---------- Data provided

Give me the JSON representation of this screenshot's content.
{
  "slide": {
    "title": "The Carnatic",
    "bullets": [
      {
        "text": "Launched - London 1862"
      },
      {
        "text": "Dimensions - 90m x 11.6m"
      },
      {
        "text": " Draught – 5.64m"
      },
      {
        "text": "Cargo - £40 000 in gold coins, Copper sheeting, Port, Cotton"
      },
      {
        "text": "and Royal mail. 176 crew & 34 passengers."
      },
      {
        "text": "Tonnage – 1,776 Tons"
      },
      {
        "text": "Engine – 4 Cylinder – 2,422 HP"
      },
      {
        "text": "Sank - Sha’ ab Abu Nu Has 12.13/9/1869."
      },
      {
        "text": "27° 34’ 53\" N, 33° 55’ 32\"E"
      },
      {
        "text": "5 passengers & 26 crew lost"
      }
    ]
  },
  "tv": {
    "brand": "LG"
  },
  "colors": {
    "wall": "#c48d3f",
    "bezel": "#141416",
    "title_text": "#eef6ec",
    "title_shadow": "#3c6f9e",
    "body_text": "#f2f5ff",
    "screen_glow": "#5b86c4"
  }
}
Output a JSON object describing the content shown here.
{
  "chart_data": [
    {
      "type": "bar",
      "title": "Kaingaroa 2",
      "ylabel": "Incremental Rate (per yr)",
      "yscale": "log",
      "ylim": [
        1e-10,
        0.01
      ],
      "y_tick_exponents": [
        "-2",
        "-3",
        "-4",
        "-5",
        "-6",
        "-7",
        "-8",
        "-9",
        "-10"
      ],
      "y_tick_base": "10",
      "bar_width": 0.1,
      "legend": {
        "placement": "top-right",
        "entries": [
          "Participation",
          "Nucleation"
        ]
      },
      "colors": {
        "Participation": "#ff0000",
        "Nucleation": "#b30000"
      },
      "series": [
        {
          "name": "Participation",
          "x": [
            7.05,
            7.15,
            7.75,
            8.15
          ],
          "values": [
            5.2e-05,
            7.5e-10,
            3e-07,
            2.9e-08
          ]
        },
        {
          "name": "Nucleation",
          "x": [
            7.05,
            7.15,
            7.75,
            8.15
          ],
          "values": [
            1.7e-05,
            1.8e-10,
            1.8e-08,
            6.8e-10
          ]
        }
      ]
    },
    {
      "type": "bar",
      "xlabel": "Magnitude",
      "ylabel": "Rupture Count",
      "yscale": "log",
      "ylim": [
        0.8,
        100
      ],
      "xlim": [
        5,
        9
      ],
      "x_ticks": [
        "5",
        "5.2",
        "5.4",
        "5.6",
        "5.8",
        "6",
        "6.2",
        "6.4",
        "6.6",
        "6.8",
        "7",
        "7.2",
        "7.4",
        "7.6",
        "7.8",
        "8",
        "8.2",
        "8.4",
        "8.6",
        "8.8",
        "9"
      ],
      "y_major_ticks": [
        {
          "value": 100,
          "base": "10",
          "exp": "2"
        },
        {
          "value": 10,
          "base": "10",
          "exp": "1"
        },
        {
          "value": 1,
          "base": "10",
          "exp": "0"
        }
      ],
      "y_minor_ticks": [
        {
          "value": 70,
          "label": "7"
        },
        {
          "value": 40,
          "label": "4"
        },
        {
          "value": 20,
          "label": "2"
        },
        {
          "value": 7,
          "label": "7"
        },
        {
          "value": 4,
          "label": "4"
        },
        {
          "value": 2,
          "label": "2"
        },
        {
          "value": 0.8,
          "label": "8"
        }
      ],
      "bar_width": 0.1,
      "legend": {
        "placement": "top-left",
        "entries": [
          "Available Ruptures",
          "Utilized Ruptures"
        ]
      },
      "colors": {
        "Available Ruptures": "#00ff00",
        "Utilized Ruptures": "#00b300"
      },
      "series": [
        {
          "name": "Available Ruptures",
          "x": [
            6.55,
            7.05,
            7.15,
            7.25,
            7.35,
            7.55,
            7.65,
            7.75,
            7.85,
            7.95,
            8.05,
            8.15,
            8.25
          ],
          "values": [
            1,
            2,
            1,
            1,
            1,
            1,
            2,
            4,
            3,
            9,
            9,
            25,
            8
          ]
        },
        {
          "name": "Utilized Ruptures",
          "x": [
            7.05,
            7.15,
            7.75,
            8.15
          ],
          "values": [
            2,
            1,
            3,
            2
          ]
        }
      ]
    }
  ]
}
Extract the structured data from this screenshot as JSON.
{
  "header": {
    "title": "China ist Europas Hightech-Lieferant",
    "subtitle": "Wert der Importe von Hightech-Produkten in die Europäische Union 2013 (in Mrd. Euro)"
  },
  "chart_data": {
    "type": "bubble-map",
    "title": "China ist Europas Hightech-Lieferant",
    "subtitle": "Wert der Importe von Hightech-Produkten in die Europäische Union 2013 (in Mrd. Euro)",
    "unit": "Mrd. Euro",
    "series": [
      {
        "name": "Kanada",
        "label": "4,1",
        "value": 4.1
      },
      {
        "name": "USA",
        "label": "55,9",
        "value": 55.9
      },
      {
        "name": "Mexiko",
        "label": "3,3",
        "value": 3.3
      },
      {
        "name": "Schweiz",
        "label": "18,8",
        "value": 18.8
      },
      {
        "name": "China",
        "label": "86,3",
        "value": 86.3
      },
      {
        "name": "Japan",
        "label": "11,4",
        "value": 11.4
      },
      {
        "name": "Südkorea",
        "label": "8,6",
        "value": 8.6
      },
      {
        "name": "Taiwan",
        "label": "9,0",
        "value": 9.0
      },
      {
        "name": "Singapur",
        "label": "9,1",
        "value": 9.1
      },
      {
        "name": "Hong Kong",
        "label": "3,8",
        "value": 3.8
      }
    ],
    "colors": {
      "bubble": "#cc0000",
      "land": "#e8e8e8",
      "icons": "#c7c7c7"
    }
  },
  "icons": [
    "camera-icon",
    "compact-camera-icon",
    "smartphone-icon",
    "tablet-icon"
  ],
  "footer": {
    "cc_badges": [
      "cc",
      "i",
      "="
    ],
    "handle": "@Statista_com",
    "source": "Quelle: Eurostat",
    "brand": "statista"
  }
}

--------------------

▸ **What you need to do**
Output all of the material, please, exactly as it stands.

▸ **Problem solution**
Give me the JSON representation of this screenshot's content.
{
  "slide": {
    "title": "The Carnatic",
    "bullets": [
      {
        "text": "Launched - London 1862"
      },
      {
        "text": "Dimensions - 90m x 11.6m"
      },
      {
        "text": " Draught – 5.64m"
      },
      {
        "text": "Cargo - £40 000 in gold coins, Copper sheeting, Port, Cotton"
      },
      {
        "text": "and Royal mail. 176 crew & 34 passengers."
      },
      {
        "text": "Tonnage – 1,776 Tons"
      },
      {
        "text": "Engine – 4 Cylinder – 2,422 HP"
      },
      {
        "text": "Sank - Sha’ ab Abu Nu Has 12.13/9/1869."
      },
      {
        "text": "27° 34’ 53\" N, 33° 55’ 32\"E"
      },
      {
        "text": "5 passengers & 26 crew lost"
      }
    ]
  },
  "tv": {
    "brand": "LG"
  },
  "colors": {
    "wall": "#c48d3f",
    "bezel": "#141416",
    "title_text": "#eef6ec",
    "title_shadow": "#3c6f9e",
    "body_text": "#f2f5ff",
    "screen_glow": "#5b86c4"
  }
}
Output a JSON object describing the content shown here.
{
  "chart_data": [
    {
      "type": "bar",
      "title": "Kaingaroa 2",
      "ylabel": "Incremental Rate (per yr)",
      "yscale": "log",
      "ylim": [
        1e-10,
        0.01
      ],
      "y_tick_exponents": [
        "-2",
        "-3",
        "-4",
        "-5",
        "-6",
        "-7",
        "-8",
        "-9",
        "-10"
      ],
      "y_tick_base": "10",
      "bar_width": 0.1,
      "legend": {
        "placement": "top-right",
        "entries": [
          "Participation",
          "Nucleation"
        ]
      },
      "colors": {
        "Participation": "#ff0000",
        "Nucleation": "#b30000"
      },
      "series": [
        {
          "name": "Participation",
          "x": [
            7.05,
            7.15,
            7.75,
            8.15
          ],
          "values": [
            5.2e-05,
            7.5e-10,
            3e-07,
            2.9e-08
          ]
        },
        {
          "name": "Nucleation",
          "x": [
            7.05,
            7.15,
            7.75,
            8.15
          ],
          "values": [
            1.7e-05,
            1.8e-10,
            1.8e-08,
            6.8e-10
          ]
        }
      ]
    },
    {
      "type": "bar",
      "xlabel": "Magnitude",
      "ylabel": "Rupture Count",
      "yscale": "log",
      "ylim": [
        0.8,
        100
      ],
      "xlim": [
        5,
        9
      ],
      "x_ticks": [
        "5",
        "5.2",
        "5.4",
        "5.6",
        "5.8",
        "6",
        "6.2",
        "6.4",
        "6.6",
        "6.8",
        "7",
        "7.2",
        "7.4",
        "7.6",
        "7.8",
        "8",
        "8.2",
        "8.4",
        "8.6",
        "8.8",
        "9"
      ],
      "y_major_ticks": [
        {
          "value": 100,
          "base": "10",
          "exp": "2"
        },
        {
          "value": 10,
          "base": "10",
          "exp": "1"
        },
        {
          "value": 1,
          "base": "10",
          "exp": "0"
        }
      ],
      "y_minor_ticks": [
        {
          "value": 70,
          "label": "7"
        },
        {
          "value": 40,
          "label": "4"
        },
        {
          "value": 20,
          "label": "2"
        },
        {
          "value": 7,
          "label": "7"
        },
        {
          "value": 4,
          "label": "4"
        },
        {
          "value": 2,
          "label": "2"
        },
        {
          "value": 0.8,
          "label": "8"
        }
      ],
      "bar_width": 0.1,
      "legend": {
        "placement": "top-left",
        "entries": [
          "Available Ruptures",
          "Utilized Ruptures"
        ]
      },
      "colors": {
        "Available Ruptures": "#00ff00",
        "Utilized Ruptures": "#00b300"
      },
      "series": [
        {
          "name": "Available Ruptures",
          "x": [
            6.55,
            7.05,
            7.15,
            7.25,
            7.35,
            7.55,
            7.65,
            7.75,
            7.85,
            7.95,
            8.05,
            8.15,
            8.25
          ],
          "values": [
            1,
            2,
            1,
            1,
            1,
            1,
            2,
            4,
            3,
            9,
            9,
            25,
            8
          ]
        },
        {
          "name": "Utilized Ruptures",
          "x": [
            7.05,
            7.15,
            7.75,
            8.15
          ],
          "values": [
            2,
            1,
            3,
            2
          ]
        }
      ]
    }
  ]
}
Extract the structured data from this screenshot as JSON.
{
  "header": {
    "title": "China ist Europas Hightech-Lieferant",
    "subtitle": "Wert der Importe von Hightech-Produkten in die Europäische Union 2013 (in Mrd. Euro)"
  },
  "chart_data": {
    "type": "bubble-map",
    "title": "China ist Europas Hightech-Lieferant",
    "subtitle": "Wert der Importe von Hightech-Produkten in die Europäische Union 2013 (in Mrd. Euro)",
    "unit": "Mrd. Euro",
    "series": [
      {
        "name": "Kanada",
        "label": "4,1",
        "value": 4.1
      },
      {
        "name": "USA",
        "label": "55,9",
        "value": 55.9
      },
      {
        "name": "Mexiko",
        "label": "3,3",
        "value": 3.3
      },
      {
        "name": "Schweiz",
        "label": "18,8",
        "value": 18.8
      },
      {
        "name": "China",
        "label": "86,3",
        "value": 86.3
      },
      {
        "name": "Japan",
        "label": "11,4",
        "value": 11.4
      },
      {
        "name": "Südkorea",
        "label": "8,6",
        "value": 8.6
      },
      {
        "name": "Taiwan",
        "label": "9,0",
        "value": 9.0
      },
      {
        "name": "Singapur",
        "label": "9,1",
        "value": 9.1
      },
      {
        "name": "Hong Kong",
        "label": "3,8",
        "value": 3.8
      }
    ],
    "colors": {
      "bubble": "#cc0000",
      "land": "#e8e8e8",
      "icons": "#c7c7c7"
    }
  },
  "icons": [
    "camera-icon",
    "compact-camera-icon",
    "smartphone-icon",
    "tablet-icon"
  ],
  "footer": {
    "cc_badges": [
      "cc",
      "i",
      "="
    ],
    "handle": "@Statista_com",
    "source": "Quelle: Eurostat",
    "brand": "statista"
  }
}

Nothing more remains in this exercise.